**DATA TO USE**
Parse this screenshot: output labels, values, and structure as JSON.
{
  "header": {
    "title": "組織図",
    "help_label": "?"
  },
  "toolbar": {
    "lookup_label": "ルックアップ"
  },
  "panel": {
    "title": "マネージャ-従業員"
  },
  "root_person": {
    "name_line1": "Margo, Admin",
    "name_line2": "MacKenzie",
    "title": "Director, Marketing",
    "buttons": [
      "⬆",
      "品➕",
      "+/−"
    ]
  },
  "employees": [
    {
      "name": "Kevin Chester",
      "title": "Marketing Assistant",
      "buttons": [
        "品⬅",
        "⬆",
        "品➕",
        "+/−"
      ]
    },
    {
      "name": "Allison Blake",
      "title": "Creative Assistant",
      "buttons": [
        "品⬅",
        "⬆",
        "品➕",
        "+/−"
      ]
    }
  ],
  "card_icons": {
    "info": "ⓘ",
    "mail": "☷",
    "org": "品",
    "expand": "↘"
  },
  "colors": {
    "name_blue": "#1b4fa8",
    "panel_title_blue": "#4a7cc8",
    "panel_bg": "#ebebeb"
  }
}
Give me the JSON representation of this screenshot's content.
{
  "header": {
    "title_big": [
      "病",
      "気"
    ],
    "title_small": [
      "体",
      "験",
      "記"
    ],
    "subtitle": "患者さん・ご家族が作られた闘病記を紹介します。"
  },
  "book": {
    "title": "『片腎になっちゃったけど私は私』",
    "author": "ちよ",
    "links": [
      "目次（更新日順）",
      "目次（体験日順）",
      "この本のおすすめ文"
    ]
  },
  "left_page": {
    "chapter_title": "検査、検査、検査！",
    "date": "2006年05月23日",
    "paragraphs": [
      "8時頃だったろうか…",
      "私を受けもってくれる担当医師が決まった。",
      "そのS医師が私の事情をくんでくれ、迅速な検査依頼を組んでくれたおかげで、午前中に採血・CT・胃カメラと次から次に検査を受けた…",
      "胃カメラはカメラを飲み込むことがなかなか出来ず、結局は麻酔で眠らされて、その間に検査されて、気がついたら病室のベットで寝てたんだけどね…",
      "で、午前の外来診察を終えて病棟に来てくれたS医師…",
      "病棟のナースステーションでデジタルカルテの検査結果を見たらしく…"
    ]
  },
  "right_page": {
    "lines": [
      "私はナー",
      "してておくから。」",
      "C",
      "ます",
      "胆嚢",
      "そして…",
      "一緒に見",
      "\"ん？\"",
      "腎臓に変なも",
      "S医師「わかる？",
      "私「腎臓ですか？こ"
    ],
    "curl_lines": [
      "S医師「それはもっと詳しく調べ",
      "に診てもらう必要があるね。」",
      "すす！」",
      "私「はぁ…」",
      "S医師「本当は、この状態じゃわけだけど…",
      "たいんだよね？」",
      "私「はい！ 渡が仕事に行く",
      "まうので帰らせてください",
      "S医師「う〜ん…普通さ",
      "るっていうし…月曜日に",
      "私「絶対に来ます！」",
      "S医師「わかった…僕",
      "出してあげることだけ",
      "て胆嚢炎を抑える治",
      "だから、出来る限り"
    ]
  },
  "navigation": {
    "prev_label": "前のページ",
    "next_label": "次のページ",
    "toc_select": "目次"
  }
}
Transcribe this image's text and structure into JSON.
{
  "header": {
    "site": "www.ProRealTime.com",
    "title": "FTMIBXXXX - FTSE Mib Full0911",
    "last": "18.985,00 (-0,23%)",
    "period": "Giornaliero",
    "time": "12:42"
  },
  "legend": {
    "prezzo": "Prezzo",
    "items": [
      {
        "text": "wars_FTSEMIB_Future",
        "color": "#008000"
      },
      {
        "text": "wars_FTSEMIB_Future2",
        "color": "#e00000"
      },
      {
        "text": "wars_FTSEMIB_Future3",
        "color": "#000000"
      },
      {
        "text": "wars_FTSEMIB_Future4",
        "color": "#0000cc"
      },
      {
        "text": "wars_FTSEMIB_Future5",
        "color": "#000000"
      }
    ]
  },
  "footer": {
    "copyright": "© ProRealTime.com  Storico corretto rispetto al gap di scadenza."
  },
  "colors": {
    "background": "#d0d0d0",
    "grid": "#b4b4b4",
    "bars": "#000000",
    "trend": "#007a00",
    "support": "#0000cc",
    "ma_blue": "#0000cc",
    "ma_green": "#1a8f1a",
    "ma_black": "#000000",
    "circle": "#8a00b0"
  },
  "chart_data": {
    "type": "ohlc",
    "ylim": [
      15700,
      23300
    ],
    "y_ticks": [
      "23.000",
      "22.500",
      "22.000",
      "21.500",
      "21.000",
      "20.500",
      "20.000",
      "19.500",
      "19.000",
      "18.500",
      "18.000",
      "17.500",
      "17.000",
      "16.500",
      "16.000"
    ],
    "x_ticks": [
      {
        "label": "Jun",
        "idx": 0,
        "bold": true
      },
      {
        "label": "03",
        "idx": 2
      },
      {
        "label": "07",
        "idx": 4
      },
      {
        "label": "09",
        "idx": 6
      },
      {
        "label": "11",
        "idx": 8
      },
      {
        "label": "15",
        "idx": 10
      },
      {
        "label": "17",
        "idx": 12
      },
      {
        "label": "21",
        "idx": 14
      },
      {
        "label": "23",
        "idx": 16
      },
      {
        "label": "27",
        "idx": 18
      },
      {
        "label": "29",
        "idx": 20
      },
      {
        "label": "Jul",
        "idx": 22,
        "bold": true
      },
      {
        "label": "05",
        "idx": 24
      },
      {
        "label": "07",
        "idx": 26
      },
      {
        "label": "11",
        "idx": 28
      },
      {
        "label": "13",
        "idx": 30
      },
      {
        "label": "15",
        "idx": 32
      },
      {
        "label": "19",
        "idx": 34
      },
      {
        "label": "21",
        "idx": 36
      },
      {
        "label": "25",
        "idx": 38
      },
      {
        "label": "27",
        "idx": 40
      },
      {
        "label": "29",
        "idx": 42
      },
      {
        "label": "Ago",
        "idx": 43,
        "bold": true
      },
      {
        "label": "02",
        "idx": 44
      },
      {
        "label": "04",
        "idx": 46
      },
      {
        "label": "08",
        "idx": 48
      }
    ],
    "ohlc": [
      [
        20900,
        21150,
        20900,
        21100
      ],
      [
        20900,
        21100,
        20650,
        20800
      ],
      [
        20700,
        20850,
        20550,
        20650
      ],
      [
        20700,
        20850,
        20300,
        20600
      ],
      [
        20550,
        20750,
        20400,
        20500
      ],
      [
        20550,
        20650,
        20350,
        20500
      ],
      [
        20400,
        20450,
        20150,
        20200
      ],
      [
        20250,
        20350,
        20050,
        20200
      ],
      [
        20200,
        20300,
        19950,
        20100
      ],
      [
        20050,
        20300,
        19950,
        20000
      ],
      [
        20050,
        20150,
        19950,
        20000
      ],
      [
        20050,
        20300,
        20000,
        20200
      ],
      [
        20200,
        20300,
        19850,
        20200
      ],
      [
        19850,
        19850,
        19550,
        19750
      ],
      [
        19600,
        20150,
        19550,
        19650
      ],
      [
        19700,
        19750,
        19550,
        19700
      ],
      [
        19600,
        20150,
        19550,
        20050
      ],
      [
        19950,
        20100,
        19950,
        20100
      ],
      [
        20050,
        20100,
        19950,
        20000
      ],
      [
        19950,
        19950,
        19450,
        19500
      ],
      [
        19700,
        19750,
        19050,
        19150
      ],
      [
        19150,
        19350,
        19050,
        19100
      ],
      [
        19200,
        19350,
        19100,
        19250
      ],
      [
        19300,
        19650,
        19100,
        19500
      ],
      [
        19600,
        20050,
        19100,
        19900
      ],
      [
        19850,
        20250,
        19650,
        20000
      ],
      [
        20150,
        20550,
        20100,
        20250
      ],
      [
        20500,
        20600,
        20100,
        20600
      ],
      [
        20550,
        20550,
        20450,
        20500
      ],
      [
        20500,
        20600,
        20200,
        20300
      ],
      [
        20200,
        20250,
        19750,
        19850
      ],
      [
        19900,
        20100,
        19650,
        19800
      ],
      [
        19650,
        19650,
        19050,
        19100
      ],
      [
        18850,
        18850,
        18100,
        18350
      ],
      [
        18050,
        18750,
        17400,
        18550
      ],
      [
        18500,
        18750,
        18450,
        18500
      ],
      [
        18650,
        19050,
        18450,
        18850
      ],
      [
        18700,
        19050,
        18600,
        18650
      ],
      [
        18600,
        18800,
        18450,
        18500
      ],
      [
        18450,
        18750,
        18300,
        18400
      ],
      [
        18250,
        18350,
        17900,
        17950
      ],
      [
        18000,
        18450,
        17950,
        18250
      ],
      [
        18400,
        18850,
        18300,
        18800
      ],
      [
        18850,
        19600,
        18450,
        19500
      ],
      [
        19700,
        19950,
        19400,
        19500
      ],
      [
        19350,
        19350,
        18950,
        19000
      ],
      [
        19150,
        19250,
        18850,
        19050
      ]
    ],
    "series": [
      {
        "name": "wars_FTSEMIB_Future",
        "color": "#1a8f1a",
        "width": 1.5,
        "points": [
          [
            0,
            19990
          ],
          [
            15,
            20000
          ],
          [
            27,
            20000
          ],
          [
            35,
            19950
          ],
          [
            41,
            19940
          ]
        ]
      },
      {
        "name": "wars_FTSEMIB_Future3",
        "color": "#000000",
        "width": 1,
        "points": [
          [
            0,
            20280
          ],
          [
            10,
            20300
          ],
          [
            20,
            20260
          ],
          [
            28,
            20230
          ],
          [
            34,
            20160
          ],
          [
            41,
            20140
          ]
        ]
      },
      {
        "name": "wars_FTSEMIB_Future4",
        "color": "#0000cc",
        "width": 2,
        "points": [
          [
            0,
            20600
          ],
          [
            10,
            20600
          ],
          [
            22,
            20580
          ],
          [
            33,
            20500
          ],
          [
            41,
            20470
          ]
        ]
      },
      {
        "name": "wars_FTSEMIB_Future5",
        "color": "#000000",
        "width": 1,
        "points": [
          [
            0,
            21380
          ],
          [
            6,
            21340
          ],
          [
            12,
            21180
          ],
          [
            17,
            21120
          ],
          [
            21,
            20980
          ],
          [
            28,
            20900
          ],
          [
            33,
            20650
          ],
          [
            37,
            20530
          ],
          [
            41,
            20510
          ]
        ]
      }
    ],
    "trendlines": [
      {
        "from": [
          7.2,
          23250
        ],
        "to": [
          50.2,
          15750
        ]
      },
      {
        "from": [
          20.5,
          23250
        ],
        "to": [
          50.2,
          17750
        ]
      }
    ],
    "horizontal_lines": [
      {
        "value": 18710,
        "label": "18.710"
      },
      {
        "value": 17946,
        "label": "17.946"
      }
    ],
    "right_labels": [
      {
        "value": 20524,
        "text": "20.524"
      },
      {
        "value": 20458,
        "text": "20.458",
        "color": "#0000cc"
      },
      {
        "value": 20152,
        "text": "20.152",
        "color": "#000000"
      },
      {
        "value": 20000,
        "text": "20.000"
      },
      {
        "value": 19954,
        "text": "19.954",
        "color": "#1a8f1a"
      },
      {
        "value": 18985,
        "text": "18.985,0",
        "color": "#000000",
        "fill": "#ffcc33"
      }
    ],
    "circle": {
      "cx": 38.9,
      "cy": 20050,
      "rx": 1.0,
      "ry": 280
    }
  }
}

**WHAT IS REQUIRED**
Identify the lines that hold the word "screenshot". Copy every one of them.

**ANSWER BELOW**
Parse this screenshot: output labels, values, and structure as JSON.
Give me the JSON representation of this screenshot's content.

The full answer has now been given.